> _DATA FOR THIS TASK_:

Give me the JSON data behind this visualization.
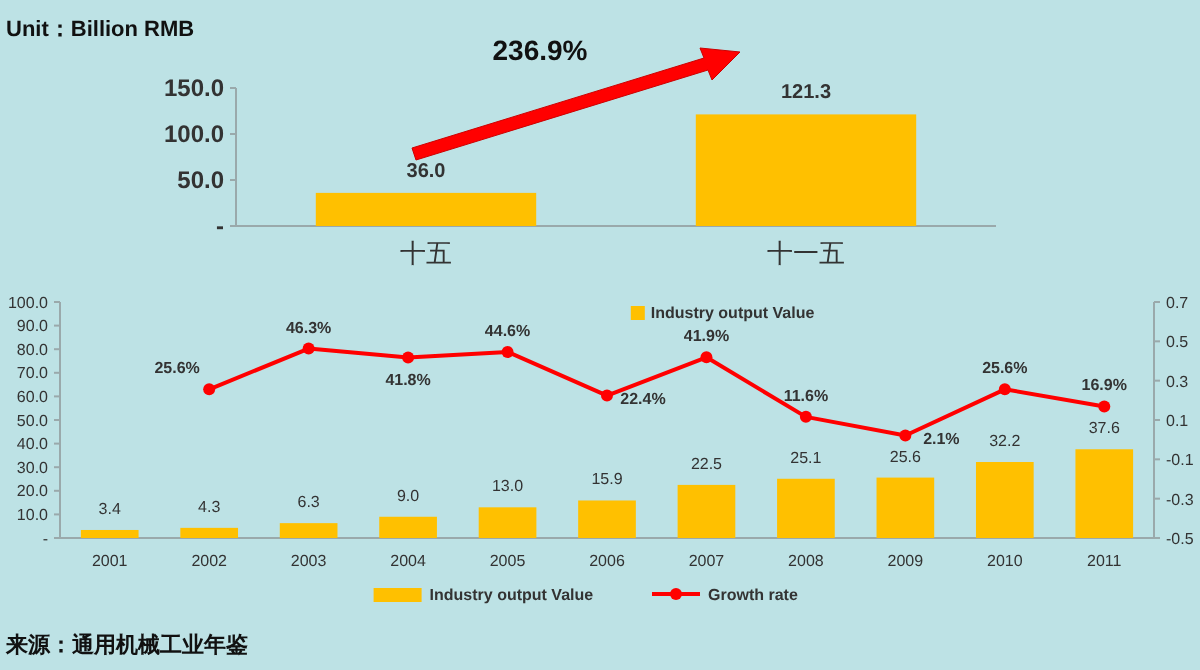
{
  "chart_data": [
    {
      "type": "bar",
      "categories": [
        "十五",
        "十一五"
      ],
      "series": [
        {
          "name": "Industry output Value",
          "color": "#ffc000",
          "values": [
            36.0,
            121.3
          ],
          "value_labels": [
            "36.0",
            "121.3"
          ]
        }
      ],
      "ylim": [
        0,
        150
      ],
      "yticks": [
        {
          "value": 0,
          "label": "-"
        },
        {
          "value": 50,
          "label": "50.0"
        },
        {
          "value": 100,
          "label": "100.0"
        },
        {
          "value": 150,
          "label": "150.0"
        }
      ],
      "annotations": [
        "Unit：Billion RMB",
        "236.9%"
      ],
      "legend": "bottom",
      "grid": false
    },
    {
      "type": "bar",
      "categories": [
        "2001",
        "2002",
        "2003",
        "2004",
        "2005",
        "2006",
        "2007",
        "2008",
        "2009",
        "2010",
        "2011"
      ],
      "series": [
        {
          "name": "Industry output Value",
          "color": "#ffc000",
          "values": [
            3.4,
            4.3,
            6.3,
            9.0,
            13.0,
            15.9,
            22.5,
            25.1,
            25.6,
            32.2,
            37.6
          ],
          "value_labels": [
            "3.4",
            "4.3",
            "6.3",
            "9.0",
            "13.0",
            "15.9",
            "22.5",
            "25.1",
            "25.6",
            "32.2",
            "37.6"
          ]
        },
        {
          "name": "Growth rate",
          "type": "line",
          "axis": "y2",
          "color": "#ff0000",
          "marker": "circle",
          "values": [
            null,
            0.256,
            0.463,
            0.418,
            0.446,
            0.224,
            0.419,
            0.116,
            0.021,
            0.256,
            0.169
          ],
          "value_labels": [
            null,
            "25.6%",
            "46.3%",
            "41.8%",
            "44.6%",
            "22.4%",
            "41.9%",
            "11.6%",
            "2.1%",
            "25.6%",
            "16.9%"
          ]
        }
      ],
      "ylim": [
        0,
        100
      ],
      "yticks": [
        {
          "value": 0,
          "label": "-"
        },
        {
          "value": 10,
          "label": "10.0"
        },
        {
          "value": 20,
          "label": "20.0"
        },
        {
          "value": 30,
          "label": "30.0"
        },
        {
          "value": 40,
          "label": "40.0"
        },
        {
          "value": 50,
          "label": "50.0"
        },
        {
          "value": 60,
          "label": "60.0"
        },
        {
          "value": 70,
          "label": "70.0"
        },
        {
          "value": 80,
          "label": "80.0"
        },
        {
          "value": 90,
          "label": "90.0"
        },
        {
          "value": 100,
          "label": "100.0"
        }
      ],
      "y2lim": [
        -0.5,
        0.7
      ],
      "y2ticks": [
        -0.5,
        -0.3,
        -0.1,
        0.1,
        0.3,
        0.5,
        0.7
      ],
      "annotations": [
        "来源：通用机械工业年鉴"
      ],
      "legend": "bottom",
      "grid": false
    }
  ]
}
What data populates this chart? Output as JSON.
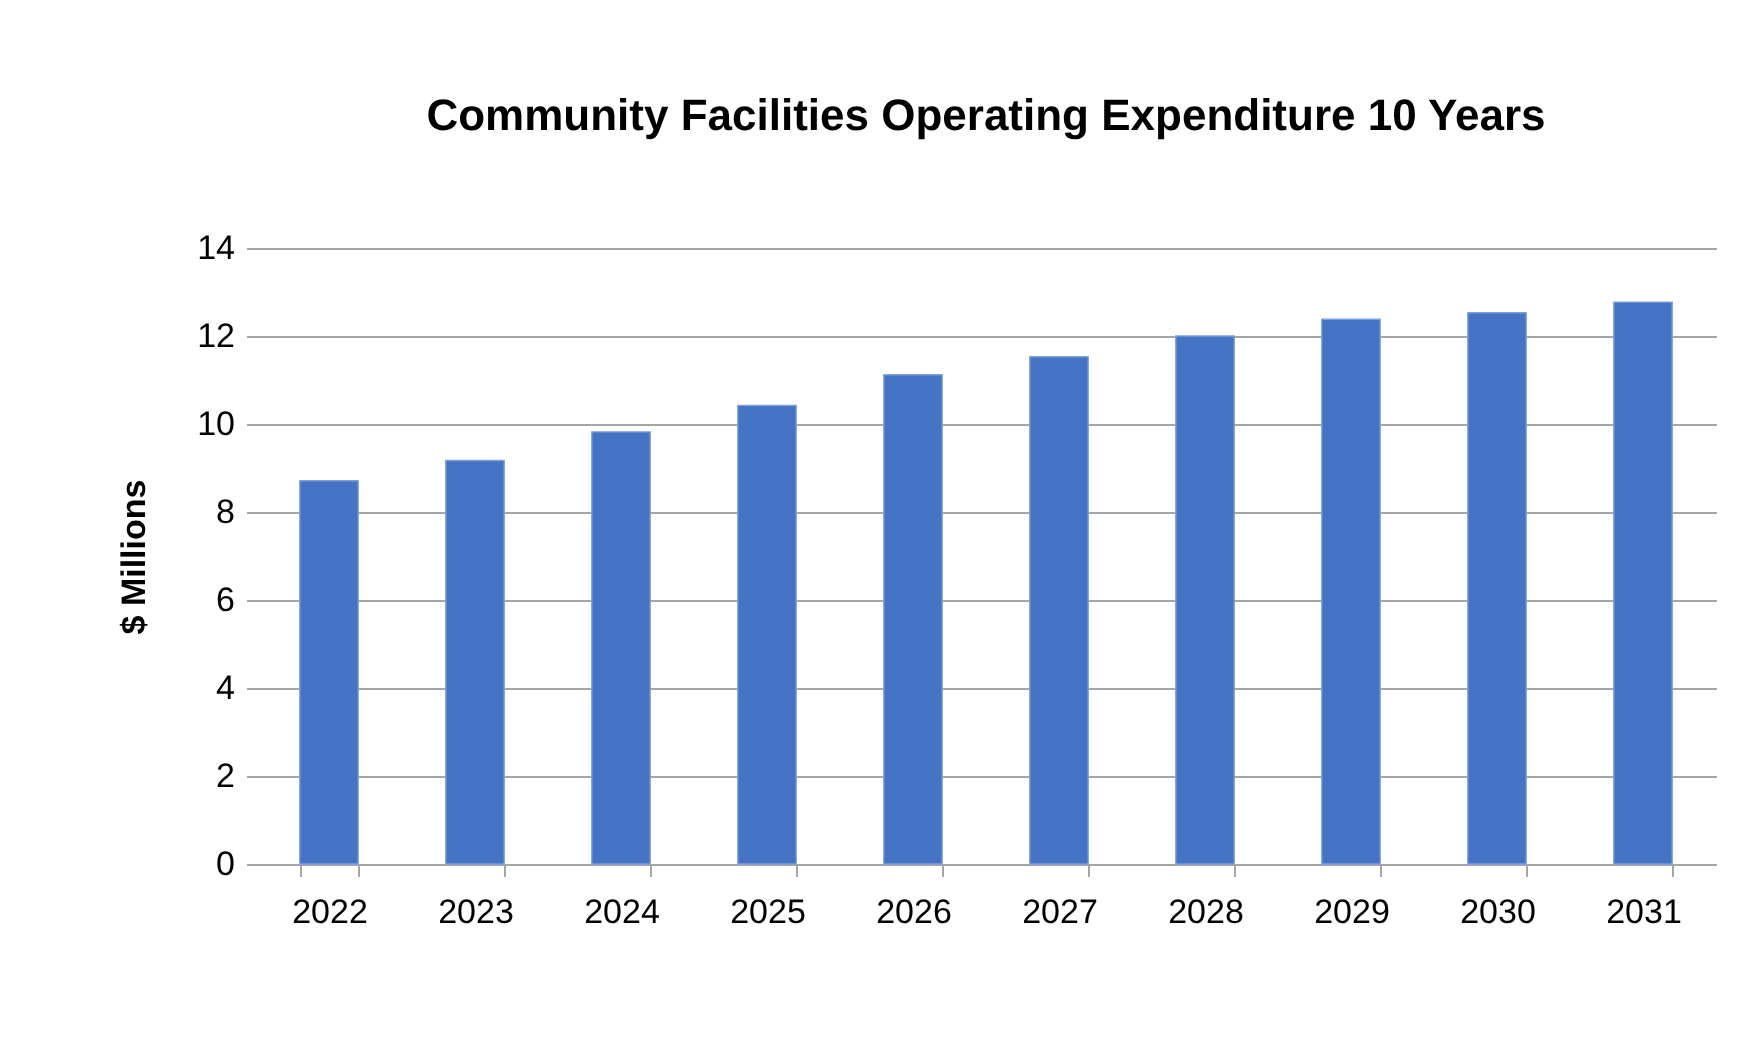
{
  "chart_data": {
    "type": "bar",
    "title": "Community Facilities Operating Expenditure 10 Years",
    "ylabel": "$ Millions",
    "categories": [
      "2022",
      "2023",
      "2024",
      "2025",
      "2026",
      "2027",
      "2028",
      "2029",
      "2030",
      "2031"
    ],
    "values": [
      8.71,
      9.17,
      9.82,
      10.42,
      11.12,
      11.53,
      12.0,
      12.38,
      12.53,
      12.77
    ],
    "color": "#4472c4",
    "ylim": [
      0,
      14
    ],
    "yticks": [
      0,
      2,
      4,
      6,
      8,
      10,
      12,
      14
    ],
    "grid": "y"
  }
}
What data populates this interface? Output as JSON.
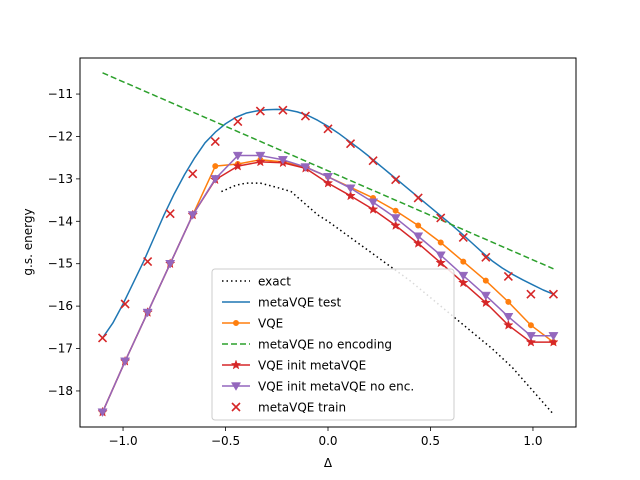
{
  "chart_data": {
    "type": "line",
    "xlabel": "Δ",
    "ylabel": "g.s. energy",
    "xlim": [
      -1.21,
      1.21
    ],
    "ylim": [
      -18.85,
      -10.15
    ],
    "xticks": [
      -1.0,
      -0.5,
      0.0,
      0.5,
      1.0
    ],
    "xtick_labels": [
      "−1.0",
      "−0.5",
      "0.0",
      "0.5",
      "1.0"
    ],
    "yticks": [
      -18,
      -17,
      -16,
      -15,
      -14,
      -13,
      -12,
      -11
    ],
    "ytick_labels": [
      "−18",
      "−17",
      "−16",
      "−15",
      "−14",
      "−13",
      "−12",
      "−11"
    ],
    "grid": false,
    "legend_position": "lower-center",
    "series": [
      {
        "name": "exact",
        "color": "#000000",
        "style": "dotted",
        "marker": "none",
        "x": [
          -0.52,
          -0.45,
          -0.4,
          -0.33,
          -0.25,
          -0.18,
          -0.05,
          0.0,
          0.1,
          0.2,
          0.3,
          0.4,
          0.5,
          0.6,
          0.7,
          0.8,
          0.9,
          1.0,
          1.1
        ],
        "y": [
          -13.3,
          -13.15,
          -13.1,
          -13.1,
          -13.2,
          -13.3,
          -13.85,
          -14.0,
          -14.35,
          -14.7,
          -15.05,
          -15.4,
          -15.8,
          -16.2,
          -16.6,
          -17.0,
          -17.45,
          -18.0,
          -18.55
        ]
      },
      {
        "name": "metaVQE test",
        "color": "#1f77b4",
        "style": "solid",
        "marker": "none",
        "x": [
          -1.1,
          -1.05,
          -1.0,
          -0.95,
          -0.9,
          -0.85,
          -0.8,
          -0.75,
          -0.7,
          -0.65,
          -0.6,
          -0.55,
          -0.5,
          -0.45,
          -0.4,
          -0.35,
          -0.3,
          -0.25,
          -0.2,
          -0.15,
          -0.1,
          -0.05,
          0.0,
          0.05,
          0.1,
          0.15,
          0.2,
          0.25,
          0.3,
          0.35,
          0.4,
          0.45,
          0.5,
          0.55,
          0.6,
          0.65,
          0.7,
          0.75,
          0.8,
          0.85,
          0.9,
          0.95,
          1.0,
          1.05,
          1.1
        ],
        "y": [
          -16.75,
          -16.4,
          -15.95,
          -15.45,
          -14.95,
          -14.4,
          -13.85,
          -13.35,
          -12.9,
          -12.5,
          -12.15,
          -11.9,
          -11.7,
          -11.55,
          -11.45,
          -11.4,
          -11.37,
          -11.36,
          -11.37,
          -11.42,
          -11.5,
          -11.62,
          -11.76,
          -11.92,
          -12.1,
          -12.28,
          -12.47,
          -12.67,
          -12.87,
          -13.07,
          -13.27,
          -13.47,
          -13.67,
          -13.87,
          -14.07,
          -14.28,
          -14.5,
          -14.72,
          -14.93,
          -15.1,
          -15.25,
          -15.38,
          -15.5,
          -15.62,
          -15.72
        ]
      },
      {
        "name": "VQE",
        "color": "#ff7f0e",
        "style": "solid",
        "marker": "dot",
        "x": [
          -1.1,
          -0.99,
          -0.88,
          -0.77,
          -0.66,
          -0.55,
          -0.44,
          -0.33,
          -0.22,
          -0.11,
          0.0,
          0.11,
          0.22,
          0.33,
          0.44,
          0.55,
          0.66,
          0.77,
          0.88,
          0.99,
          1.1
        ],
        "y": [
          -18.5,
          -17.3,
          -16.15,
          -15.0,
          -13.85,
          -12.7,
          -12.65,
          -12.55,
          -12.6,
          -12.72,
          -12.95,
          -13.2,
          -13.45,
          -13.75,
          -14.1,
          -14.5,
          -14.95,
          -15.4,
          -15.9,
          -16.45,
          -16.85
        ]
      },
      {
        "name": "metaVQE no encoding",
        "color": "#2ca02c",
        "style": "dashed",
        "marker": "none",
        "x": [
          -1.1,
          1.1
        ],
        "y": [
          -10.5,
          -15.12
        ]
      },
      {
        "name": "VQE init metaVQE",
        "color": "#d62728",
        "style": "solid",
        "marker": "star",
        "x": [
          -1.1,
          -0.99,
          -0.88,
          -0.77,
          -0.66,
          -0.55,
          -0.44,
          -0.33,
          -0.22,
          -0.11,
          0.0,
          0.11,
          0.22,
          0.33,
          0.44,
          0.55,
          0.66,
          0.77,
          0.88,
          0.99,
          1.1
        ],
        "y": [
          -18.5,
          -17.3,
          -16.15,
          -15.0,
          -13.85,
          -13.02,
          -12.7,
          -12.6,
          -12.62,
          -12.75,
          -13.1,
          -13.4,
          -13.72,
          -14.1,
          -14.52,
          -14.98,
          -15.45,
          -15.92,
          -16.45,
          -16.85,
          -16.85
        ]
      },
      {
        "name": "VQE init metaVQE no enc.",
        "color": "#9467bd",
        "style": "solid",
        "marker": "triangle-down",
        "x": [
          -1.1,
          -0.99,
          -0.88,
          -0.77,
          -0.66,
          -0.55,
          -0.44,
          -0.33,
          -0.22,
          -0.11,
          0.0,
          0.11,
          0.22,
          0.33,
          0.44,
          0.55,
          0.66,
          0.77,
          0.88,
          0.99,
          1.1
        ],
        "y": [
          -18.5,
          -17.3,
          -16.15,
          -15.0,
          -13.85,
          -13.0,
          -12.45,
          -12.45,
          -12.55,
          -12.72,
          -12.95,
          -13.22,
          -13.55,
          -13.92,
          -14.35,
          -14.8,
          -15.28,
          -15.75,
          -16.25,
          -16.7,
          -16.7
        ]
      },
      {
        "name": "metaVQE train",
        "color": "#d62728",
        "style": "none",
        "marker": "x",
        "x": [
          -1.1,
          -0.99,
          -0.88,
          -0.77,
          -0.66,
          -0.55,
          -0.44,
          -0.33,
          -0.22,
          -0.11,
          0.0,
          0.11,
          0.22,
          0.33,
          0.44,
          0.55,
          0.66,
          0.77,
          0.88,
          0.99,
          1.1
        ],
        "y": [
          -16.75,
          -15.95,
          -14.95,
          -13.82,
          -12.88,
          -12.12,
          -11.65,
          -11.4,
          -11.38,
          -11.52,
          -11.82,
          -12.17,
          -12.57,
          -13.02,
          -13.45,
          -13.92,
          -14.38,
          -14.85,
          -15.3,
          -15.72,
          -15.72
        ]
      }
    ]
  }
}
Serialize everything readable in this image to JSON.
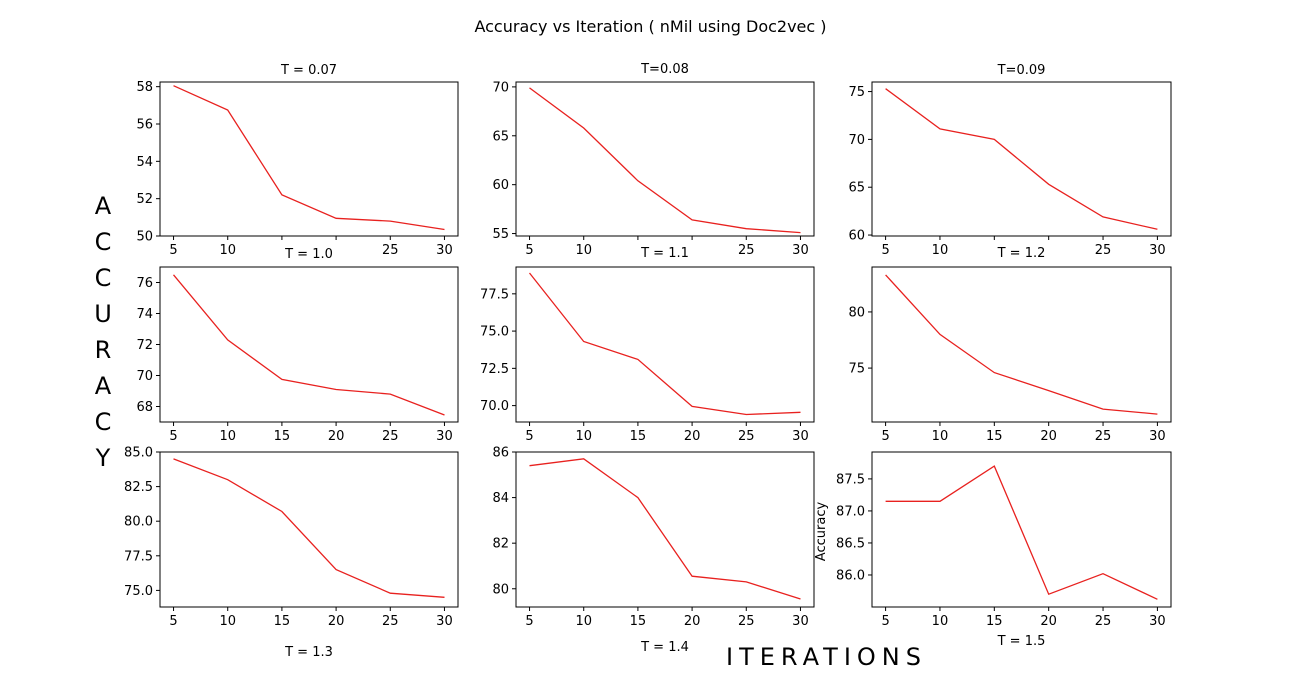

> _DIRECTION_:
Out of the material above, select every line that holds the string "What".

> _SOLUTION_:
What data populates this chart? Output as JSON.
What data populates this interface? Output as JSON.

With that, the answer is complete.